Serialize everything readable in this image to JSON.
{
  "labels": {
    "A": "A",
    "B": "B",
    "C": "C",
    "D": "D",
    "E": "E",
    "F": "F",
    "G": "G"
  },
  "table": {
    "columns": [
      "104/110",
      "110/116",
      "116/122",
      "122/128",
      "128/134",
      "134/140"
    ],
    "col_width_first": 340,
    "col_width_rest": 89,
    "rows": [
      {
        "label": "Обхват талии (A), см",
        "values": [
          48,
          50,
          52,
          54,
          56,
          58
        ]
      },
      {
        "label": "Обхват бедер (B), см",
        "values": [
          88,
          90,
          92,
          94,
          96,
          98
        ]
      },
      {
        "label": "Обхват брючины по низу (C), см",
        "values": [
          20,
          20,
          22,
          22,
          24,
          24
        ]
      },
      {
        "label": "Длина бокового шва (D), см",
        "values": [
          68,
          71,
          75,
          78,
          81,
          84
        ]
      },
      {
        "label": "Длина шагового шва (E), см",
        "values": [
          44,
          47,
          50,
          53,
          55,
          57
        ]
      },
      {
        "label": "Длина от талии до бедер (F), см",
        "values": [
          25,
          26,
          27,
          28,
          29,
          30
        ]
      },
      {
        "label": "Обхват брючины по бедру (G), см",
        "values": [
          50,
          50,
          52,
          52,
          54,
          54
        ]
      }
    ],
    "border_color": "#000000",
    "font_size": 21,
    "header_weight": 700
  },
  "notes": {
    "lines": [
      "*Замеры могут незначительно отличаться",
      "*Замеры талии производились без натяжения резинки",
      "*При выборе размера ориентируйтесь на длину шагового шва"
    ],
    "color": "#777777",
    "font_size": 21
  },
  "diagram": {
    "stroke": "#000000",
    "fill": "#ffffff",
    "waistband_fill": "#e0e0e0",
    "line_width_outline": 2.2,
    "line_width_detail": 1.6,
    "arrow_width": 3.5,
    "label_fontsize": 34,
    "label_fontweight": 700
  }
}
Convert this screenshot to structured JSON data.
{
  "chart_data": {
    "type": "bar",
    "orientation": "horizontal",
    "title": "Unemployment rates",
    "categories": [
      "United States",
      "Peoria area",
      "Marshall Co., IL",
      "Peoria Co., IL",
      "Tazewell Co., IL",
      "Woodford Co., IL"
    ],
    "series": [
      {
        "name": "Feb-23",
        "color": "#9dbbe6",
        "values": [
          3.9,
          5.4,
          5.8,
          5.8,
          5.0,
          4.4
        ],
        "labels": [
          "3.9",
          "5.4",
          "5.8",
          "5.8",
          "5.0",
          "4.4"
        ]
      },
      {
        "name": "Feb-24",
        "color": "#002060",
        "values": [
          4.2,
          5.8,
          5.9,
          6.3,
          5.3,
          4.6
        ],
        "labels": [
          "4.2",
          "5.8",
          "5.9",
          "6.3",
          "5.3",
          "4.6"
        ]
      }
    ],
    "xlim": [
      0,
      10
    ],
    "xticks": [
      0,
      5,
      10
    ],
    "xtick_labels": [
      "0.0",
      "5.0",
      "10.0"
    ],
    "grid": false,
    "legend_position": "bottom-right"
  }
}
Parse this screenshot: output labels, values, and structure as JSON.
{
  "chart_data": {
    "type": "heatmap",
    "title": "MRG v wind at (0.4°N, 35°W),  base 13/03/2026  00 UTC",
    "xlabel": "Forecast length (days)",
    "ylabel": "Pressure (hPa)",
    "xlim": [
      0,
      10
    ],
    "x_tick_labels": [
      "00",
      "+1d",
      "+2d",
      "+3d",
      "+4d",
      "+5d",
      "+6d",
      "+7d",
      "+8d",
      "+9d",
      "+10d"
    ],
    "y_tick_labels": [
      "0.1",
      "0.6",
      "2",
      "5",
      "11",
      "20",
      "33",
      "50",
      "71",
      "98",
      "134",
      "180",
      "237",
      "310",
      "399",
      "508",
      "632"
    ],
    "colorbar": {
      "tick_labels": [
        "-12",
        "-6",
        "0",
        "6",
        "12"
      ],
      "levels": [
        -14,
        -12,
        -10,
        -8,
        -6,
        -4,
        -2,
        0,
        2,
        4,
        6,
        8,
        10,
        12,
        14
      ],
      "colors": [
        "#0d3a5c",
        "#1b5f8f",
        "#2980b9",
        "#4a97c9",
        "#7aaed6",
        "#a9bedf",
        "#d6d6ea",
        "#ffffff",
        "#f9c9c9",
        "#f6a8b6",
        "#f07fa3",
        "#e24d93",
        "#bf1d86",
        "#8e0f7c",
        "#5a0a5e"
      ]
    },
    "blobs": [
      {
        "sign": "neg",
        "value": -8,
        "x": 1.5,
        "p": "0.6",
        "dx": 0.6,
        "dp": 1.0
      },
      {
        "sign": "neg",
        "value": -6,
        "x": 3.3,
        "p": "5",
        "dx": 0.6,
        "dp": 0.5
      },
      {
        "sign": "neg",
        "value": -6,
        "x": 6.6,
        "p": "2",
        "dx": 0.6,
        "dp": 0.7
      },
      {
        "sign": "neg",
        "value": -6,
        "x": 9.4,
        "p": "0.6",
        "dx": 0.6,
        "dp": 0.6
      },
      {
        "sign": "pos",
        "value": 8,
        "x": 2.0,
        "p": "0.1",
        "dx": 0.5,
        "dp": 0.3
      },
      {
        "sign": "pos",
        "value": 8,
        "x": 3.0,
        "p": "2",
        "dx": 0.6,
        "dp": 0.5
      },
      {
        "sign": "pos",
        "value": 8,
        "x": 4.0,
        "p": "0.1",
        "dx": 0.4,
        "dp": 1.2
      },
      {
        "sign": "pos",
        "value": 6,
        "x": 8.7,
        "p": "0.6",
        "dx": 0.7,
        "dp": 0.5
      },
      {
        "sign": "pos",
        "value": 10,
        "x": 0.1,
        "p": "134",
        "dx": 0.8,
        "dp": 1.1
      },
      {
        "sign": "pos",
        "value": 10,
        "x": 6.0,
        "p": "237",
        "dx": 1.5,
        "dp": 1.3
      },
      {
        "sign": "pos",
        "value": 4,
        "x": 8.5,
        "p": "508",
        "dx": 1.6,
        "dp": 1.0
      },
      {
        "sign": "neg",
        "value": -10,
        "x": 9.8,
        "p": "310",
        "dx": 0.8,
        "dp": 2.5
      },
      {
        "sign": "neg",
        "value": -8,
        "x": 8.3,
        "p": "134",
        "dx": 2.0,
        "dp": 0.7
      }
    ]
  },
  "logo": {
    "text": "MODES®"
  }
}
□ □ □ □ □ □ □
**Aim of the exercise:** Using the data above, return each line exactly as written.

**Full solution:**
Serialize everything readable in this image to JSON.
{
  "labels": {
    "A": "A",
    "B": "B",
    "C": "C",
    "D": "D",
    "E": "E",
    "F": "F",
    "G": "G"
  },
  "table": {
    "columns": [
      "104/110",
      "110/116",
      "116/122",
      "122/128",
      "128/134",
      "134/140"
    ],
    "col_width_first": 340,
    "col_width_rest": 89,
    "rows": [
      {
        "label": "Обхват талии (A), см",
        "values": [
          48,
          50,
          52,
          54,
          56,
          58
        ]
      },
      {
        "label": "Обхват бедер (B), см",
        "values": [
          88,
          90,
          92,
          94,
          96,
          98
        ]
      },
      {
        "label": "Обхват брючины по низу (C), см",
        "values": [
          20,
          20,
          22,
          22,
          24,
          24
        ]
      },
      {
        "label": "Длина бокового шва (D), см",
        "values": [
          68,
          71,
          75,
          78,
          81,
          84
        ]
      },
      {
        "label": "Длина шагового шва (E), см",
        "values": [
          44,
          47,
          50,
          53,
          55,
          57
        ]
      },
      {
        "label": "Длина от талии до бедер (F), см",
        "values": [
          25,
          26,
          27,
          28,
          29,
          30
        ]
      },
      {
        "label": "Обхват брючины по бедру (G), см",
        "values": [
          50,
          50,
          52,
          52,
          54,
          54
        ]
      }
    ],
    "border_color": "#000000",
    "font_size": 21,
    "header_weight": 700
  },
  "notes": {
    "lines": [
      "*Замеры могут незначительно отличаться",
      "*Замеры талии производились без натяжения резинки",
      "*При выборе размера ориентируйтесь на длину шагового шва"
    ],
    "color": "#777777",
    "font_size": 21
  },
  "diagram": {
    "stroke": "#000000",
    "fill": "#ffffff",
    "waistband_fill": "#e0e0e0",
    "line_width_outline": 2.2,
    "line_width_detail": 1.6,
    "arrow_width": 3.5,
    "label_fontsize": 34,
    "label_fontweight": 700
  }
}
Convert this screenshot to structured JSON data.
{
  "chart_data": {
    "type": "bar",
    "orientation": "horizontal",
    "title": "Unemployment rates",
    "categories": [
      "United States",
      "Peoria area",
      "Marshall Co., IL",
      "Peoria Co., IL",
      "Tazewell Co., IL",
      "Woodford Co., IL"
    ],
    "series": [
      {
        "name": "Feb-23",
        "color": "#9dbbe6",
        "values": [
          3.9,
          5.4,
          5.8,
          5.8,
          5.0,
          4.4
        ],
        "labels": [
          "3.9",
          "5.4",
          "5.8",
          "5.8",
          "5.0",
          "4.4"
        ]
      },
      {
        "name": "Feb-24",
        "color": "#002060",
        "values": [
          4.2,
          5.8,
          5.9,
          6.3,
          5.3,
          4.6
        ],
        "labels": [
          "4.2",
          "5.8",
          "5.9",
          "6.3",
          "5.3",
          "4.6"
        ]
      }
    ],
    "xlim": [
      0,
      10
    ],
    "xticks": [
      0,
      5,
      10
    ],
    "xtick_labels": [
      "0.0",
      "5.0",
      "10.0"
    ],
    "grid": false,
    "legend_position": "bottom-right"
  }
}
Parse this screenshot: output labels, values, and structure as JSON.
{
  "chart_data": {
    "type": "heatmap",
    "title": "MRG v wind at (0.4°N, 35°W),  base 13/03/2026  00 UTC",
    "xlabel": "Forecast length (days)",
    "ylabel": "Pressure (hPa)",
    "xlim": [
      0,
      10
    ],
    "x_tick_labels": [
      "00",
      "+1d",
      "+2d",
      "+3d",
      "+4d",
      "+5d",
      "+6d",
      "+7d",
      "+8d",
      "+9d",
      "+10d"
    ],
    "y_tick_labels": [
      "0.1",
      "0.6",
      "2",
      "5",
      "11",
      "20",
      "33",
      "50",
      "71",
      "98",
      "134",
      "180",
      "237",
      "310",
      "399",
      "508",
      "632"
    ],
    "colorbar": {
      "tick_labels": [
        "-12",
        "-6",
        "0",
        "6",
        "12"
      ],
      "levels": [
        -14,
        -12,
        -10,
        -8,
        -6,
        -4,
        -2,
        0,
        2,
        4,
        6,
        8,
        10,
        12,
        14
      ],
      "colors": [
        "#0d3a5c",
        "#1b5f8f",
        "#2980b9",
        "#4a97c9",
        "#7aaed6",
        "#a9bedf",
        "#d6d6ea",
        "#ffffff",
        "#f9c9c9",
        "#f6a8b6",
        "#f07fa3",
        "#e24d93",
        "#bf1d86",
        "#8e0f7c",
        "#5a0a5e"
      ]
    },
    "blobs": [
      {
        "sign": "neg",
        "value": -8,
        "x": 1.5,
        "p": "0.6",
        "dx": 0.6,
        "dp": 1.0
      },
      {
        "sign": "neg",
        "value": -6,
        "x": 3.3,
        "p": "5",
        "dx": 0.6,
        "dp": 0.5
      },
      {
        "sign": "neg",
        "value": -6,
        "x": 6.6,
        "p": "2",
        "dx": 0.6,
        "dp": 0.7
      },
      {
        "sign": "neg",
        "value": -6,
        "x": 9.4,
        "p": "0.6",
        "dx": 0.6,
        "dp": 0.6
      },
      {
        "sign": "pos",
        "value": 8,
        "x": 2.0,
        "p": "0.1",
        "dx": 0.5,
        "dp": 0.3
      },
      {
        "sign": "pos",
        "value": 8,
        "x": 3.0,
        "p": "2",
        "dx": 0.6,
        "dp": 0.5
      },
      {
        "sign": "pos",
        "value": 8,
        "x": 4.0,
        "p": "0.1",
        "dx": 0.4,
        "dp": 1.2
      },
      {
        "sign": "pos",
        "value": 6,
        "x": 8.7,
        "p": "0.6",
        "dx": 0.7,
        "dp": 0.5
      },
      {
        "sign": "pos",
        "value": 10,
        "x": 0.1,
        "p": "134",
        "dx": 0.8,
        "dp": 1.1
      },
      {
        "sign": "pos",
        "value": 10,
        "x": 6.0,
        "p": "237",
        "dx": 1.5,
        "dp": 1.3
      },
      {
        "sign": "pos",
        "value": 4,
        "x": 8.5,
        "p": "508",
        "dx": 1.6,
        "dp": 1.0
      },
      {
        "sign": "neg",
        "value": -10,
        "x": 9.8,
        "p": "310",
        "dx": 0.8,
        "dp": 2.5
      },
      {
        "sign": "neg",
        "value": -8,
        "x": 8.3,
        "p": "134",
        "dx": 2.0,
        "dp": 0.7
      }
    ]
  },
  "logo": {
    "text": "MODES®"
  }
}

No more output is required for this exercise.